Input records:
---+---

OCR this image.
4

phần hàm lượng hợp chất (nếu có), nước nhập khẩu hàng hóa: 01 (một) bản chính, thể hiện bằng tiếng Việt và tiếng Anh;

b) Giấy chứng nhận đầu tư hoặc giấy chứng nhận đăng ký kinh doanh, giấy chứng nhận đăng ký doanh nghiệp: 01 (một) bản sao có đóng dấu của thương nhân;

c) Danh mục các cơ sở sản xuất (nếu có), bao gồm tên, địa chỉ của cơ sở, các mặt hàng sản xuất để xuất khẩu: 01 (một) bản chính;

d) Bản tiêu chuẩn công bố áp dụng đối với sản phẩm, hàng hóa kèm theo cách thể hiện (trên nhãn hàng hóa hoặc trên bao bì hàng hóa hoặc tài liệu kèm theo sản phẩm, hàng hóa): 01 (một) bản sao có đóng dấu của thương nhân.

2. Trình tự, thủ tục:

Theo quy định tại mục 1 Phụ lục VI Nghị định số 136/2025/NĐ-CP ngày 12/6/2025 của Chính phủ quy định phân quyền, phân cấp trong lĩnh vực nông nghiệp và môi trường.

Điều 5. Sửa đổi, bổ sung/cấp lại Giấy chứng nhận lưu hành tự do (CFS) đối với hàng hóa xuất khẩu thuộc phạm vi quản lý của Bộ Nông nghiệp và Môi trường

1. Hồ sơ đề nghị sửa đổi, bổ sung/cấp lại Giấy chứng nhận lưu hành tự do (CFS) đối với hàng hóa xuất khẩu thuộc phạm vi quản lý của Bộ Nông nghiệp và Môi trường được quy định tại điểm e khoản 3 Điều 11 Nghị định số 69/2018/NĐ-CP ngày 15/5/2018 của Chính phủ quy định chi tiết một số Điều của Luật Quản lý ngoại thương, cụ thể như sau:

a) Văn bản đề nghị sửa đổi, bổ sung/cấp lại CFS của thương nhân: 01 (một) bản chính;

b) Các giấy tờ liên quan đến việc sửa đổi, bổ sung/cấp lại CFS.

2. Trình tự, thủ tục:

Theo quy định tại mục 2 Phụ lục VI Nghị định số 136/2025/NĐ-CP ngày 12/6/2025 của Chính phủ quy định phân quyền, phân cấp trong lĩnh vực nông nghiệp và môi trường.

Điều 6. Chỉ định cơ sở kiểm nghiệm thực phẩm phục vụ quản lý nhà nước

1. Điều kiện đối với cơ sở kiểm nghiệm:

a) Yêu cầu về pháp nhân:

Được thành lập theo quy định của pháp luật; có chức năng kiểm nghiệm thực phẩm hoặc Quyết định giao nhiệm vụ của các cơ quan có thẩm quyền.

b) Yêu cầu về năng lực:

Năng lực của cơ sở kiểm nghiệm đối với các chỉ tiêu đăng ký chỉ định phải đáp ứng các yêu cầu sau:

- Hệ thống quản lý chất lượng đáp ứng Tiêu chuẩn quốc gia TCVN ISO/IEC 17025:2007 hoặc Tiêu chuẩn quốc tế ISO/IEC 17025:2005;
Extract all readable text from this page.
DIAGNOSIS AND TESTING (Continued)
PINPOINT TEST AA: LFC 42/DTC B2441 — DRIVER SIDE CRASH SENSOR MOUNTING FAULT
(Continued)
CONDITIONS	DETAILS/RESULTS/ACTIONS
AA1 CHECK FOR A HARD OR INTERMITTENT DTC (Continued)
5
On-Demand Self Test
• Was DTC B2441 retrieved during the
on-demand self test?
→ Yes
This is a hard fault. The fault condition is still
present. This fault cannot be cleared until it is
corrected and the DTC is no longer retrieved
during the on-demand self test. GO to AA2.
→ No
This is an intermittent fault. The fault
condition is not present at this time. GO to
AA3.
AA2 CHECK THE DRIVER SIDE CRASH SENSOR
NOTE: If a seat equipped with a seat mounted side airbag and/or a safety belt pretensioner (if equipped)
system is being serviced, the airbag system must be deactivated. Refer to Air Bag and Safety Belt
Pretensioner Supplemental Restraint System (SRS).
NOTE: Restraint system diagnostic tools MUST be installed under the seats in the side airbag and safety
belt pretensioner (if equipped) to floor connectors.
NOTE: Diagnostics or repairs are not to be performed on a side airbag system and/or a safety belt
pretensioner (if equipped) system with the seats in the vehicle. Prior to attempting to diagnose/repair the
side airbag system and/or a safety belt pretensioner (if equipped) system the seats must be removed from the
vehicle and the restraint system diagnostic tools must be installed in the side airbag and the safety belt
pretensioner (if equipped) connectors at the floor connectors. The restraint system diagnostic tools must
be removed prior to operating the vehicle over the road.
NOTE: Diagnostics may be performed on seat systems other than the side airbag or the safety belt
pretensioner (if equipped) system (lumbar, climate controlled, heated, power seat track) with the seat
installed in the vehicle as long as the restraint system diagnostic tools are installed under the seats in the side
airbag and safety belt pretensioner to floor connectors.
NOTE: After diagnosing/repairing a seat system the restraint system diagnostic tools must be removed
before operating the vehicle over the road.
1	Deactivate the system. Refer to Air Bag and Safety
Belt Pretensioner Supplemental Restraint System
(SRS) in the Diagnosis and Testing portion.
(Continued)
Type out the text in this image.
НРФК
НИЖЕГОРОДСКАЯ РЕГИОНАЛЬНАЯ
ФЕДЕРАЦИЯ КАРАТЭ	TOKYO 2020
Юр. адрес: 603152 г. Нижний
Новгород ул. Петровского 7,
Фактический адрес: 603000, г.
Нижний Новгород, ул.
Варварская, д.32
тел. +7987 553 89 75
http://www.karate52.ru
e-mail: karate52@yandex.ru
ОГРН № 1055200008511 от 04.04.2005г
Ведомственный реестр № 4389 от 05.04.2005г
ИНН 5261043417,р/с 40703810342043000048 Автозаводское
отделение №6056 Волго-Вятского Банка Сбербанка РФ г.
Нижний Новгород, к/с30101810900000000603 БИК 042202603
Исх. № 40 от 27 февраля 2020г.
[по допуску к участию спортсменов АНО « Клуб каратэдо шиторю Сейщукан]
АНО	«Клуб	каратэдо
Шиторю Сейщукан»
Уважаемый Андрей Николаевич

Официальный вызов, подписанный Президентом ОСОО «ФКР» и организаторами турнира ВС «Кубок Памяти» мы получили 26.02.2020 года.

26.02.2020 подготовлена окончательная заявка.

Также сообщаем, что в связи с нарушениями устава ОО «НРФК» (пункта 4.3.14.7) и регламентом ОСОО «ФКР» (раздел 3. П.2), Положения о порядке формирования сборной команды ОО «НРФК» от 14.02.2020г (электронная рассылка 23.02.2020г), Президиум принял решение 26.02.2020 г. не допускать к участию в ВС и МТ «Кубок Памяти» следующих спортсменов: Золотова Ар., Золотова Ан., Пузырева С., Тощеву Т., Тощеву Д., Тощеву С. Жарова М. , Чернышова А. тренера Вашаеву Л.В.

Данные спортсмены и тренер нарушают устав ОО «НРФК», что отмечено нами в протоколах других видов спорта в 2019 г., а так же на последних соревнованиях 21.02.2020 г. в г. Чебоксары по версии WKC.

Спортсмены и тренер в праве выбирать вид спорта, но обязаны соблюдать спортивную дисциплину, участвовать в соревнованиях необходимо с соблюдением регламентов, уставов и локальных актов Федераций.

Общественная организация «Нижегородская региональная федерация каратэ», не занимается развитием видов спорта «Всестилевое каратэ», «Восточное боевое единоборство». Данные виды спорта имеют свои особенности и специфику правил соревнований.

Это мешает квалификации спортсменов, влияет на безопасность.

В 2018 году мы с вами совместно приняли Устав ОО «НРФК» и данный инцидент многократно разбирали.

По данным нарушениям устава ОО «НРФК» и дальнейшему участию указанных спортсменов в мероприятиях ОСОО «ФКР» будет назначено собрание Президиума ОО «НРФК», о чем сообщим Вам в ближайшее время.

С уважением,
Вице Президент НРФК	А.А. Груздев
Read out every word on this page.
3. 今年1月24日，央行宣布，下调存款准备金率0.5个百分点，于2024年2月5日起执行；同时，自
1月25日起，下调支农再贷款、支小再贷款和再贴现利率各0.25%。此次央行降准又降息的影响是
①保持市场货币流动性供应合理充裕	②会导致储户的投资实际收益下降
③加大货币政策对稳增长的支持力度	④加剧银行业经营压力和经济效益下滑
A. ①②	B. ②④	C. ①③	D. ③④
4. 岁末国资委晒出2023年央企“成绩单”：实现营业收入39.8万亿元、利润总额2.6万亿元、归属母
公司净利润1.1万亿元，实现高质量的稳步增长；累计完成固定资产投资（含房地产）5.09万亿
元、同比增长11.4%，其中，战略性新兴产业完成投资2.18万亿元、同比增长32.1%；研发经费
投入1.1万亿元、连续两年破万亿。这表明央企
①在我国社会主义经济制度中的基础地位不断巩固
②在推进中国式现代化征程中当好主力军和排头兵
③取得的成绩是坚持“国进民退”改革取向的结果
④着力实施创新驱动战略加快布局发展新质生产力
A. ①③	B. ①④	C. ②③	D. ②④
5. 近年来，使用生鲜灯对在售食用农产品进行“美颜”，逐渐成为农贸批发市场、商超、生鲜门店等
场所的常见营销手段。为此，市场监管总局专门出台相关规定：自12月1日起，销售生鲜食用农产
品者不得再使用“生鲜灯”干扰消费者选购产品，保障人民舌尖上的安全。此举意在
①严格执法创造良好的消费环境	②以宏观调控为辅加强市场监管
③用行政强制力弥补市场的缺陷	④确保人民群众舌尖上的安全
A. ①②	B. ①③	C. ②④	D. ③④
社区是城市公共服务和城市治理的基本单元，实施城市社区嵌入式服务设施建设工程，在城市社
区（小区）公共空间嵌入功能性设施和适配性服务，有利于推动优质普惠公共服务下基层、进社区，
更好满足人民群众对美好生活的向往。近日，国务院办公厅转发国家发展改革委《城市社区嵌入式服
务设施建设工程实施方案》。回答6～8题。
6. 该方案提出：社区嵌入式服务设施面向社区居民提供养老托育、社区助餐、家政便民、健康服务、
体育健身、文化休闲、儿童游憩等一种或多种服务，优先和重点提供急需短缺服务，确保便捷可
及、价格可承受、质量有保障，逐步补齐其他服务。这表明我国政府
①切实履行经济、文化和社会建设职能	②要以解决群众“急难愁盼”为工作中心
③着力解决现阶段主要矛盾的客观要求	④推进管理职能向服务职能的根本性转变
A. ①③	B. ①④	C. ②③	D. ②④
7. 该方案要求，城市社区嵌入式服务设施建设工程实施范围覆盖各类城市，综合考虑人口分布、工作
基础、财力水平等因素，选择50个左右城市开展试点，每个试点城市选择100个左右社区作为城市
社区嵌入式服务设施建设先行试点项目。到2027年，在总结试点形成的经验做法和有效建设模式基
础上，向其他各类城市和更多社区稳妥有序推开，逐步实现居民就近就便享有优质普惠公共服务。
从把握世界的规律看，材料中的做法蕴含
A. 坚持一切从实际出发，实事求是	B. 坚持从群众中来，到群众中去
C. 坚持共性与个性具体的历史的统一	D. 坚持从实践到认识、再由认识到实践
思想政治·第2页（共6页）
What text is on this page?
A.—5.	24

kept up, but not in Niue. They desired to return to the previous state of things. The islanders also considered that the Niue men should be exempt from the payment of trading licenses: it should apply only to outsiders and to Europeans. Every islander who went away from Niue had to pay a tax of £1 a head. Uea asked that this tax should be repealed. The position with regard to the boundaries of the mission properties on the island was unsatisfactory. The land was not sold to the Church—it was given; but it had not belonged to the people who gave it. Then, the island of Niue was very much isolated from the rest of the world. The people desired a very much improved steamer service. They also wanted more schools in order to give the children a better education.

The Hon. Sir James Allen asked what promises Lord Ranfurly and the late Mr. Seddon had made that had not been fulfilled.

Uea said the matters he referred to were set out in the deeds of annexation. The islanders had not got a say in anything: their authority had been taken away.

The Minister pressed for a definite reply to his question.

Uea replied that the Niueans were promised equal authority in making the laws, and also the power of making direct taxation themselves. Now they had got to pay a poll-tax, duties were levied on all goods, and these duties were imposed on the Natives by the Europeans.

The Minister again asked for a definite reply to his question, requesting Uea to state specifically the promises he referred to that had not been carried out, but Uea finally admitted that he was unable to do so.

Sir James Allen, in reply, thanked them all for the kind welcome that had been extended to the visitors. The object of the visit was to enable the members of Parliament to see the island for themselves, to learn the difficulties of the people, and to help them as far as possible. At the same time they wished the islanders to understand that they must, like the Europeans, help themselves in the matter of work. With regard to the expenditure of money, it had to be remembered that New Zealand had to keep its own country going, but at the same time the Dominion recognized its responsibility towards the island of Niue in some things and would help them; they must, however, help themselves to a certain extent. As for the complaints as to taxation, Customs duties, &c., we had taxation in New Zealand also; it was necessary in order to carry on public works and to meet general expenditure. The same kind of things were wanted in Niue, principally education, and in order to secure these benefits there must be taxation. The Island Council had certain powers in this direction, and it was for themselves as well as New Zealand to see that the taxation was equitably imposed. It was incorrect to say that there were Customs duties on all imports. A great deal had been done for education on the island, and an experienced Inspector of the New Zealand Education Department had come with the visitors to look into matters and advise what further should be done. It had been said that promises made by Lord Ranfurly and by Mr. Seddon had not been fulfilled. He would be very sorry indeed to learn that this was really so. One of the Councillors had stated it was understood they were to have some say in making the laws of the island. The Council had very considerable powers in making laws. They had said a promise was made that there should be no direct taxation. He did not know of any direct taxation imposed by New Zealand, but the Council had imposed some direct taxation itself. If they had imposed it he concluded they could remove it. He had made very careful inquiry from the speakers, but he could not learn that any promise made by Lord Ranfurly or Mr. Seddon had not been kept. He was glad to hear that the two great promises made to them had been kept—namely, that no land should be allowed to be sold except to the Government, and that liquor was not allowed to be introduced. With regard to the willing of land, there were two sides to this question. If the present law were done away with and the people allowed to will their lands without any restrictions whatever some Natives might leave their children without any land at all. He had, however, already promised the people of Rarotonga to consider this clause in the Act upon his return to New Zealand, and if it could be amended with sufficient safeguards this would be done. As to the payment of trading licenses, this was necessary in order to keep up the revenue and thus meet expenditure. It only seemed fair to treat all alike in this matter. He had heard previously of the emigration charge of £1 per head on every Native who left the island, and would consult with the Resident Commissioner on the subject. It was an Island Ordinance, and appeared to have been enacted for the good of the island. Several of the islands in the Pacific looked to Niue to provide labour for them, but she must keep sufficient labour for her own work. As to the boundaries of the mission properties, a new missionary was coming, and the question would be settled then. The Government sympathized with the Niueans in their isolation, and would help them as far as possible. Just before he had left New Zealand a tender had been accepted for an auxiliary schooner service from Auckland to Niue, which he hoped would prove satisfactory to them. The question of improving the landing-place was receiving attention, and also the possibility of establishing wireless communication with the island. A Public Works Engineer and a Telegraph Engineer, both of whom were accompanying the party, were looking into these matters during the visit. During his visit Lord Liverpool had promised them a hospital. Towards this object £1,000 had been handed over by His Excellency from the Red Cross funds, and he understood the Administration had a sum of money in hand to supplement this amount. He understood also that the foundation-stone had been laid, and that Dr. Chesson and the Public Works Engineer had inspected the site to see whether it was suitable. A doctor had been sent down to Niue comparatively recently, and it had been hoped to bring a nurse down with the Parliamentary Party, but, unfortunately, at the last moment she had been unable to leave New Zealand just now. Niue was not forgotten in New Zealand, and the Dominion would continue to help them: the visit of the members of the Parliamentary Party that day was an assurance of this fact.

---+---

Exercise prompt: Of the lines in the records, how many contain the word "quan"? Answer with the number and nothing else.

Task answer: 2